<<<<

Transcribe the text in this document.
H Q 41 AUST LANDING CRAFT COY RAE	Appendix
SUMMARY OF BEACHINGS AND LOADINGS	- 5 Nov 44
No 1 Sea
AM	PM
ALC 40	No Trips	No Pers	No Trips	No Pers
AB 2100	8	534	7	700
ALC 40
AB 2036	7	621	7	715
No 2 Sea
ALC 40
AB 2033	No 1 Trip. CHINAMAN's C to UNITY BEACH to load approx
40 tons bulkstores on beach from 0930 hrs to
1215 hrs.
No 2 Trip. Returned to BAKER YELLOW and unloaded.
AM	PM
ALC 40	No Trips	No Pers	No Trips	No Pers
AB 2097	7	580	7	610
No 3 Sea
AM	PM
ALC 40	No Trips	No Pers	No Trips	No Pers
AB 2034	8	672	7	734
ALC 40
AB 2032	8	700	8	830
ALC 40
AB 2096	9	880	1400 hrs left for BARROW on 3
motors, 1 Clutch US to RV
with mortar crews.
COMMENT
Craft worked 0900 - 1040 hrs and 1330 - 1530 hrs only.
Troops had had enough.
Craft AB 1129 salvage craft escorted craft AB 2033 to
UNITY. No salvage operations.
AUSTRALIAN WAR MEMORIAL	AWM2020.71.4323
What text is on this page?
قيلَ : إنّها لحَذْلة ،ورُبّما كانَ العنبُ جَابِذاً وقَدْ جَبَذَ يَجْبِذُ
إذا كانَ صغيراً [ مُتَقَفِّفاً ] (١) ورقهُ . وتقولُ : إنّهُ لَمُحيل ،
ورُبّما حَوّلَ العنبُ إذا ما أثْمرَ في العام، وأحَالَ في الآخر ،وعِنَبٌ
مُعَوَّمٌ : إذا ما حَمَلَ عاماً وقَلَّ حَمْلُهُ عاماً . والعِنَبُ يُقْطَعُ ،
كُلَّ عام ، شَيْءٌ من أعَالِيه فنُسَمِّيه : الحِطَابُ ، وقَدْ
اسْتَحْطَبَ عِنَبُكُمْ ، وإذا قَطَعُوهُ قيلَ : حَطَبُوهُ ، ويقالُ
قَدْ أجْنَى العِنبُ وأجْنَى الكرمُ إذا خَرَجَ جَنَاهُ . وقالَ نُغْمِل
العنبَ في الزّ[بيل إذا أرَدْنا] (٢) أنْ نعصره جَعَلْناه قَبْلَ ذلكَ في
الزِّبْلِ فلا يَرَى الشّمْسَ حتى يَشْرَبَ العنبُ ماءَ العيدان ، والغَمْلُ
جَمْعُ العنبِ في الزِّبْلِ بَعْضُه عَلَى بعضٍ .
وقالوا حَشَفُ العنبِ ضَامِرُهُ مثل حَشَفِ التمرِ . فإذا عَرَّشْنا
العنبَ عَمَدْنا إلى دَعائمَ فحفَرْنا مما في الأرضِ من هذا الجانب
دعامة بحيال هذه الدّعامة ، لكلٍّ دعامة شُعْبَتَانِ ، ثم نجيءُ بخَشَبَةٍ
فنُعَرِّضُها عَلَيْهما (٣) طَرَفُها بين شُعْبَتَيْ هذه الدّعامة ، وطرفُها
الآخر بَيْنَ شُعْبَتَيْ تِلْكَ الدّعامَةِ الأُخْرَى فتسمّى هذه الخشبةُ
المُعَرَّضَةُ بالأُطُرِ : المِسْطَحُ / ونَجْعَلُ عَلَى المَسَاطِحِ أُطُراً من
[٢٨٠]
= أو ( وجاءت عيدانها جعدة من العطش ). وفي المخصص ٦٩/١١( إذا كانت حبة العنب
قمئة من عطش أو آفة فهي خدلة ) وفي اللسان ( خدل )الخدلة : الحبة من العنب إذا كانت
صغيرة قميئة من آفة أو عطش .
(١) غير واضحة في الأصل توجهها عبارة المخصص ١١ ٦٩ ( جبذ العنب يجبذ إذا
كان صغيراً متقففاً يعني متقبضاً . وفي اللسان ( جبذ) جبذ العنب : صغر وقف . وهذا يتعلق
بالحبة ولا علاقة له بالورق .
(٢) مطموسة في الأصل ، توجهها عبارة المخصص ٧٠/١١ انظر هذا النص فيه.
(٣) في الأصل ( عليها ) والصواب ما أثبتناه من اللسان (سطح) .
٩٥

>>>>

» **Written exercise**:
Retype the entries one by one, exactly.

» **Reply**:
Transcribe the text in this document.
H Q 41 AUST LANDING CRAFT COY RAE	Appendix
SUMMARY OF BEACHINGS AND LOADINGS	- 5 Nov 44
No 1 Sea
AM	PM
ALC 40	No Trips	No Pers	No Trips	No Pers
AB 2100	8	534	7	700
ALC 40
AB 2036	7	621	7	715
No 2 Sea
ALC 40
AB 2033	No 1 Trip. CHINAMAN's C to UNITY BEACH to load approx
40 tons bulkstores on beach from 0930 hrs to
1215 hrs.
No 2 Trip. Returned to BAKER YELLOW and unloaded.
AM	PM
ALC 40	No Trips	No Pers	No Trips	No Pers
AB 2097	7	580	7	610
No 3 Sea
AM	PM
ALC 40	No Trips	No Pers	No Trips	No Pers
AB 2034	8	672	7	734
ALC 40
AB 2032	8	700	8	830
ALC 40
AB 2096	9	880	1400 hrs left for BARROW on 3
motors, 1 Clutch US to RV
with mortar crews.
COMMENT
Craft worked 0900 - 1040 hrs and 1330 - 1530 hrs only.
Troops had had enough.
Craft AB 1129 salvage craft escorted craft AB 2033 to
UNITY. No salvage operations.
AUSTRALIAN WAR MEMORIAL	AWM2020.71.4323
What text is on this page?
قيلَ : إنّها لحَذْلة ،ورُبّما كانَ العنبُ جَابِذاً وقَدْ جَبَذَ يَجْبِذُ
إذا كانَ صغيراً [ مُتَقَفِّفاً ] (١) ورقهُ . وتقولُ : إنّهُ لَمُحيل ،
ورُبّما حَوّلَ العنبُ إذا ما أثْمرَ في العام، وأحَالَ في الآخر ،وعِنَبٌ
مُعَوَّمٌ : إذا ما حَمَلَ عاماً وقَلَّ حَمْلُهُ عاماً . والعِنَبُ يُقْطَعُ ،
كُلَّ عام ، شَيْءٌ من أعَالِيه فنُسَمِّيه : الحِطَابُ ، وقَدْ
اسْتَحْطَبَ عِنَبُكُمْ ، وإذا قَطَعُوهُ قيلَ : حَطَبُوهُ ، ويقالُ
قَدْ أجْنَى العِنبُ وأجْنَى الكرمُ إذا خَرَجَ جَنَاهُ . وقالَ نُغْمِل
العنبَ في الزّ[بيل إذا أرَدْنا] (٢) أنْ نعصره جَعَلْناه قَبْلَ ذلكَ في
الزِّبْلِ فلا يَرَى الشّمْسَ حتى يَشْرَبَ العنبُ ماءَ العيدان ، والغَمْلُ
جَمْعُ العنبِ في الزِّبْلِ بَعْضُه عَلَى بعضٍ .
وقالوا حَشَفُ العنبِ ضَامِرُهُ مثل حَشَفِ التمرِ . فإذا عَرَّشْنا
العنبَ عَمَدْنا إلى دَعائمَ فحفَرْنا مما في الأرضِ من هذا الجانب
دعامة بحيال هذه الدّعامة ، لكلٍّ دعامة شُعْبَتَانِ ، ثم نجيءُ بخَشَبَةٍ
فنُعَرِّضُها عَلَيْهما (٣) طَرَفُها بين شُعْبَتَيْ هذه الدّعامة ، وطرفُها
الآخر بَيْنَ شُعْبَتَيْ تِلْكَ الدّعامَةِ الأُخْرَى فتسمّى هذه الخشبةُ
المُعَرَّضَةُ بالأُطُرِ : المِسْطَحُ / ونَجْعَلُ عَلَى المَسَاطِحِ أُطُراً من
[٢٨٠]
= أو ( وجاءت عيدانها جعدة من العطش ). وفي المخصص ٦٩/١١( إذا كانت حبة العنب
قمئة من عطش أو آفة فهي خدلة ) وفي اللسان ( خدل )الخدلة : الحبة من العنب إذا كانت
صغيرة قميئة من آفة أو عطش .
(١) غير واضحة في الأصل توجهها عبارة المخصص ١١ ٦٩ ( جبذ العنب يجبذ إذا
كان صغيراً متقففاً يعني متقبضاً . وفي اللسان ( جبذ) جبذ العنب : صغر وقف . وهذا يتعلق
بالحبة ولا علاقة له بالورق .
(٢) مطموسة في الأصل ، توجهها عبارة المخصص ٧٠/١١ انظر هذا النص فيه.
(٣) في الأصل ( عليها ) والصواب ما أثبتناه من اللسان (سطح) .
٩٥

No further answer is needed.